Task prompt » Look over the lines below. Report each one that includes the string "Здвинский".

########

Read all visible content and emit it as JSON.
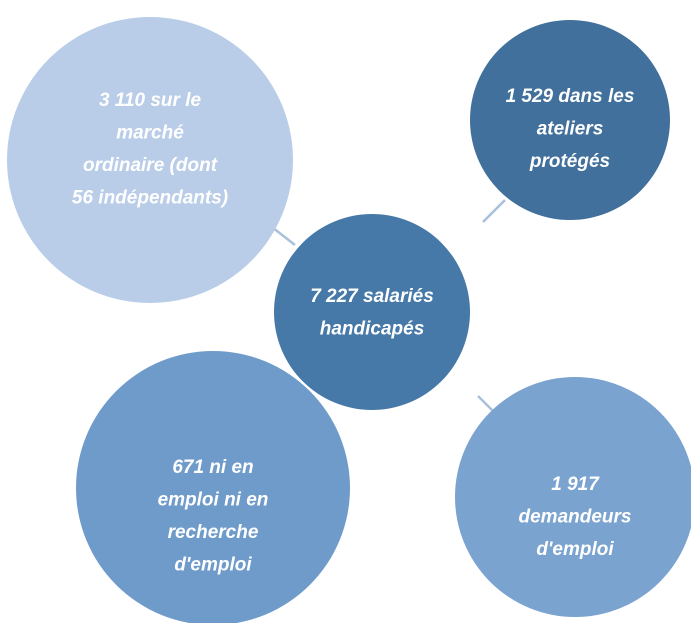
{
  "nodes": [
    {
      "lines": [
        "7 227 salariés",
        "handicapés"
      ]
    },
    {
      "lines": [
        "3 110 sur le",
        "marché",
        "ordinaire (dont",
        "56 indépendants)"
      ]
    },
    {
      "lines": [
        "1 529 dans les",
        "ateliers",
        "protégés"
      ]
    },
    {
      "lines": [
        "671 ni en",
        "emploi ni en",
        "recherche",
        "d'emploi"
      ]
    },
    {
      "lines": [
        "1 917",
        "demandeurs",
        "d'emploi"
      ]
    }
  ]
}
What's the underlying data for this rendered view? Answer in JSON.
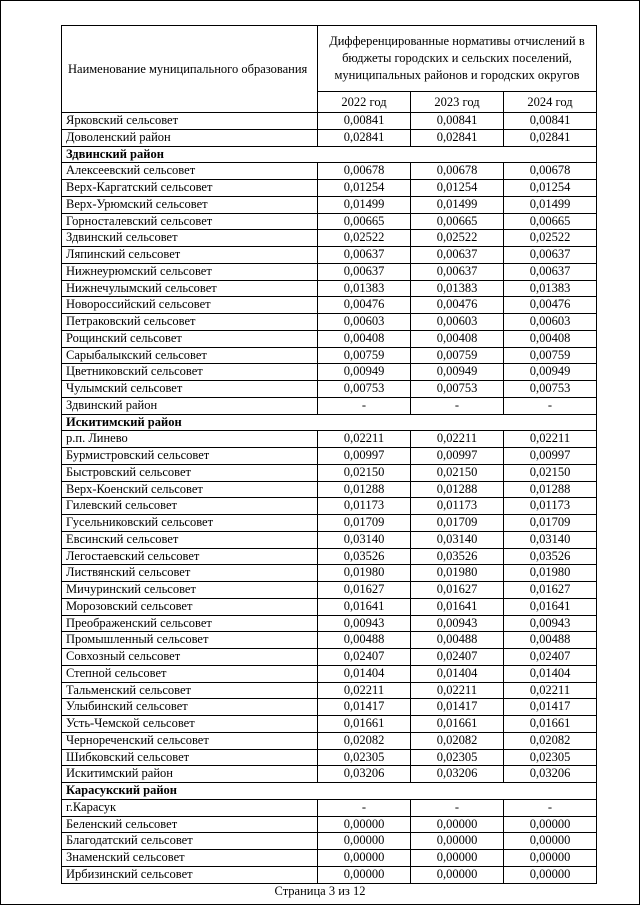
{
  "page": {
    "footer": "Страница 3 из 12"
  },
  "table": {
    "header": {
      "name_col": "Наименование муниципального образования",
      "norm_col": "Дифференцированные нормативы отчислений в бюджеты городских и сельских поселений, муниципальных районов и городских округов",
      "years": [
        "2022 год",
        "2023 год",
        "2024 год"
      ]
    },
    "rows": [
      {
        "type": "data",
        "name": "Ярковский сельсовет",
        "values": [
          "0,00841",
          "0,00841",
          "0,00841"
        ]
      },
      {
        "type": "data",
        "name": "Доволенский район",
        "values": [
          "0,02841",
          "0,02841",
          "0,02841"
        ]
      },
      {
        "type": "section",
        "name": "Здвинский район"
      },
      {
        "type": "data",
        "name": "Алексеевский сельсовет",
        "values": [
          "0,00678",
          "0,00678",
          "0,00678"
        ]
      },
      {
        "type": "data",
        "name": "Верх-Каргатский сельсовет",
        "values": [
          "0,01254",
          "0,01254",
          "0,01254"
        ]
      },
      {
        "type": "data",
        "name": "Верх-Урюмский сельсовет",
        "values": [
          "0,01499",
          "0,01499",
          "0,01499"
        ]
      },
      {
        "type": "data",
        "name": "Горносталевский сельсовет",
        "values": [
          "0,00665",
          "0,00665",
          "0,00665"
        ]
      },
      {
        "type": "data",
        "name": "Здвинский сельсовет",
        "values": [
          "0,02522",
          "0,02522",
          "0,02522"
        ]
      },
      {
        "type": "data",
        "name": "Ляпинский сельсовет",
        "values": [
          "0,00637",
          "0,00637",
          "0,00637"
        ]
      },
      {
        "type": "data",
        "name": "Нижнеурюмский сельсовет",
        "values": [
          "0,00637",
          "0,00637",
          "0,00637"
        ]
      },
      {
        "type": "data",
        "name": "Нижнечулымский сельсовет",
        "values": [
          "0,01383",
          "0,01383",
          "0,01383"
        ]
      },
      {
        "type": "data",
        "name": "Новороссийский сельсовет",
        "values": [
          "0,00476",
          "0,00476",
          "0,00476"
        ]
      },
      {
        "type": "data",
        "name": "Петраковский сельсовет",
        "values": [
          "0,00603",
          "0,00603",
          "0,00603"
        ]
      },
      {
        "type": "data",
        "name": "Рощинский сельсовет",
        "values": [
          "0,00408",
          "0,00408",
          "0,00408"
        ]
      },
      {
        "type": "data",
        "name": "Сарыбалыкский сельсовет",
        "values": [
          "0,00759",
          "0,00759",
          "0,00759"
        ]
      },
      {
        "type": "data",
        "name": "Цветниковский сельсовет",
        "values": [
          "0,00949",
          "0,00949",
          "0,00949"
        ]
      },
      {
        "type": "data",
        "name": "Чулымский сельсовет",
        "values": [
          "0,00753",
          "0,00753",
          "0,00753"
        ]
      },
      {
        "type": "data",
        "name": "Здвинский район",
        "values": [
          "-",
          "-",
          "-"
        ]
      },
      {
        "type": "section",
        "name": "Искитимский район"
      },
      {
        "type": "data",
        "name": "р.п. Линево",
        "values": [
          "0,02211",
          "0,02211",
          "0,02211"
        ]
      },
      {
        "type": "data",
        "name": "Бурмистровский сельсовет",
        "values": [
          "0,00997",
          "0,00997",
          "0,00997"
        ]
      },
      {
        "type": "data",
        "name": "Быстровский сельсовет",
        "values": [
          "0,02150",
          "0,02150",
          "0,02150"
        ]
      },
      {
        "type": "data",
        "name": "Верх-Коенский сельсовет",
        "values": [
          "0,01288",
          "0,01288",
          "0,01288"
        ]
      },
      {
        "type": "data",
        "name": "Гилевский сельсовет",
        "values": [
          "0,01173",
          "0,01173",
          "0,01173"
        ]
      },
      {
        "type": "data",
        "name": "Гусельниковский сельсовет",
        "values": [
          "0,01709",
          "0,01709",
          "0,01709"
        ]
      },
      {
        "type": "data",
        "name": "Евсинский сельсовет",
        "values": [
          "0,03140",
          "0,03140",
          "0,03140"
        ]
      },
      {
        "type": "data",
        "name": "Легостаевский сельсовет",
        "values": [
          "0,03526",
          "0,03526",
          "0,03526"
        ]
      },
      {
        "type": "data",
        "name": "Листвянский сельсовет",
        "values": [
          "0,01980",
          "0,01980",
          "0,01980"
        ]
      },
      {
        "type": "data",
        "name": "Мичуринский сельсовет",
        "values": [
          "0,01627",
          "0,01627",
          "0,01627"
        ]
      },
      {
        "type": "data",
        "name": "Морозовский сельсовет",
        "values": [
          "0,01641",
          "0,01641",
          "0,01641"
        ]
      },
      {
        "type": "data",
        "name": "Преображенский сельсовет",
        "values": [
          "0,00943",
          "0,00943",
          "0,00943"
        ]
      },
      {
        "type": "data",
        "name": "Промышленный сельсовет",
        "values": [
          "0,00488",
          "0,00488",
          "0,00488"
        ]
      },
      {
        "type": "data",
        "name": "Совхозный сельсовет",
        "values": [
          "0,02407",
          "0,02407",
          "0,02407"
        ]
      },
      {
        "type": "data",
        "name": "Степной сельсовет",
        "values": [
          "0,01404",
          "0,01404",
          "0,01404"
        ]
      },
      {
        "type": "data",
        "name": "Тальменский сельсовет",
        "values": [
          "0,02211",
          "0,02211",
          "0,02211"
        ]
      },
      {
        "type": "data",
        "name": "Улыбинский сельсовет",
        "values": [
          "0,01417",
          "0,01417",
          "0,01417"
        ]
      },
      {
        "type": "data",
        "name": "Усть-Чемской сельсовет",
        "values": [
          "0,01661",
          "0,01661",
          "0,01661"
        ]
      },
      {
        "type": "data",
        "name": "Чернореченский сельсовет",
        "values": [
          "0,02082",
          "0,02082",
          "0,02082"
        ]
      },
      {
        "type": "data",
        "name": "Шибковский сельсовет",
        "values": [
          "0,02305",
          "0,02305",
          "0,02305"
        ]
      },
      {
        "type": "data",
        "name": "Искитимский район",
        "values": [
          "0,03206",
          "0,03206",
          "0,03206"
        ]
      },
      {
        "type": "section",
        "name": "Карасукский район"
      },
      {
        "type": "data",
        "name": "г.Карасук",
        "values": [
          "-",
          "-",
          "-"
        ]
      },
      {
        "type": "data",
        "name": "Беленский сельсовет",
        "values": [
          "0,00000",
          "0,00000",
          "0,00000"
        ]
      },
      {
        "type": "data",
        "name": "Благодатский сельсовет",
        "values": [
          "0,00000",
          "0,00000",
          "0,00000"
        ]
      },
      {
        "type": "data",
        "name": "Знаменский сельсовет",
        "values": [
          "0,00000",
          "0,00000",
          "0,00000"
        ]
      },
      {
        "type": "data",
        "name": "Ирбизинский сельсовет",
        "values": [
          "0,00000",
          "0,00000",
          "0,00000"
        ]
      }
    ]
  }
}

########

Reply »
        "name": "Здвинский район"
        "name": "Здвинский сельсовет",
        "name": "Здвинский район",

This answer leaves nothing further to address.